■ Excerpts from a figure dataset
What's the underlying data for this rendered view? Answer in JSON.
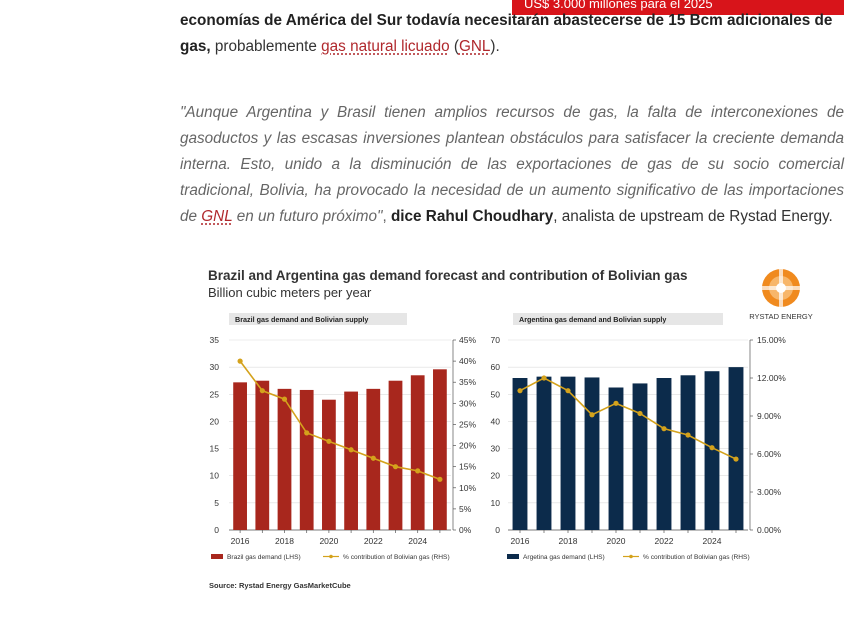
{
  "article": {
    "banner_text": "US$ 3.000 millones para el 2025",
    "line0_fragment": "economías",
    "p1_bold_a": "economías de América del Sur todavía necesitarán abastecerse de 15 Bcm adicionales de gas,",
    "p1_text_b": " probablemente ",
    "p1_link_a": "gas natural licuado",
    "p1_text_c": " (",
    "p1_link_b": "GNL",
    "p1_text_d": ").",
    "quote_a": "\"Aunque Argentina y Brasil tienen amplios recursos de gas, la falta de interconexiones de gasoductos y las escasas inversiones plantean obstáculos para satisfacer la creciente demanda interna. Esto, unido a la disminución de las exportaciones de gas de su socio comercial tradicional, Bolivia, ha provocado la necesidad de un aumento significativo de las importaciones de ",
    "quote_link": "GNL",
    "quote_b": " en un futuro próximo\"",
    "quote_c": ", ",
    "quote_bold": "dice Rahul Choudhary",
    "quote_d": ", analista de upstream de Rystad Energy."
  },
  "figure": {
    "title": "Brazil and Argentina gas demand forecast and contribution of Bolivian gas",
    "subtitle": "Billion cubic meters per year",
    "brand": "RYSTAD ENERGY",
    "source": "Source: Rystad Energy GasMarketCube",
    "colors": {
      "brazil_bar": "#a8271d",
      "argentina_bar": "#0c2b4b",
      "line": "#d4a21c",
      "panel": "#e6e6e6",
      "grid": "#dcdcdc"
    }
  },
  "chart_data": [
    {
      "type": "bar",
      "title": "Brazil gas demand and Bolivian supply",
      "x": [
        2016,
        2017,
        2018,
        2019,
        2020,
        2021,
        2022,
        2023,
        2024,
        2025
      ],
      "xticks": [
        "2016",
        "2018",
        "2020",
        "2022",
        "2024"
      ],
      "series": [
        {
          "name": "Brazil gas demand (LHS)",
          "type": "bar",
          "axis": "left",
          "values": [
            27.2,
            27.5,
            26.0,
            25.8,
            24.0,
            25.5,
            26.0,
            27.5,
            28.5,
            29.6
          ]
        },
        {
          "name": "% contribution of Bolivian gas (RHS)",
          "type": "line",
          "axis": "right",
          "values": [
            40,
            33,
            31,
            23,
            21,
            19,
            17,
            15,
            14,
            12
          ]
        }
      ],
      "ylim_left": [
        0,
        35
      ],
      "yticks_left": [
        "0",
        "5",
        "10",
        "15",
        "20",
        "25",
        "30",
        "35"
      ],
      "ylim_right": [
        0,
        45
      ],
      "yticks_right": [
        "0%",
        "5%",
        "10%",
        "15%",
        "20%",
        "25%",
        "30%",
        "35%",
        "40%",
        "45%"
      ],
      "legend_position": "bottom"
    },
    {
      "type": "bar",
      "title": "Argentina gas demand and Bolivian supply",
      "x": [
        2016,
        2017,
        2018,
        2019,
        2020,
        2021,
        2022,
        2023,
        2024,
        2025
      ],
      "xticks": [
        "2016",
        "2018",
        "2020",
        "2022",
        "2024"
      ],
      "series": [
        {
          "name": "Argetina gas demand (LHS)",
          "type": "bar",
          "axis": "left",
          "values": [
            56,
            56.5,
            56.5,
            56.2,
            52.5,
            54,
            56,
            57,
            58.5,
            60
          ]
        },
        {
          "name": "% contribution of Bolivian gas (RHS)",
          "type": "line",
          "axis": "right",
          "values": [
            11.0,
            12.0,
            11.0,
            9.1,
            10.0,
            9.2,
            8.0,
            7.5,
            6.5,
            5.6
          ]
        }
      ],
      "ylim_left": [
        0,
        70
      ],
      "yticks_left": [
        "0",
        "10",
        "20",
        "30",
        "40",
        "50",
        "60",
        "70"
      ],
      "ylim_right": [
        0,
        15
      ],
      "yticks_right": [
        "0.00%",
        "3.00%",
        "6.00%",
        "9.00%",
        "12.00%",
        "15.00%"
      ],
      "legend_position": "bottom"
    }
  ]
}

■ Given instruction
Pull out each line of the records holding the string "Bolivian".

■ Solution below
    "title": "Brazil and Argentina gas demand forecast and contribution of Bolivian gas",
      "title": "Brazil gas demand and Bolivian supply",
          "name": "% contribution of Bolivian gas (RHS)",
      "title": "Argentina gas demand and Bolivian supply",
          "name": "% contribution of Bolivian gas (RHS)",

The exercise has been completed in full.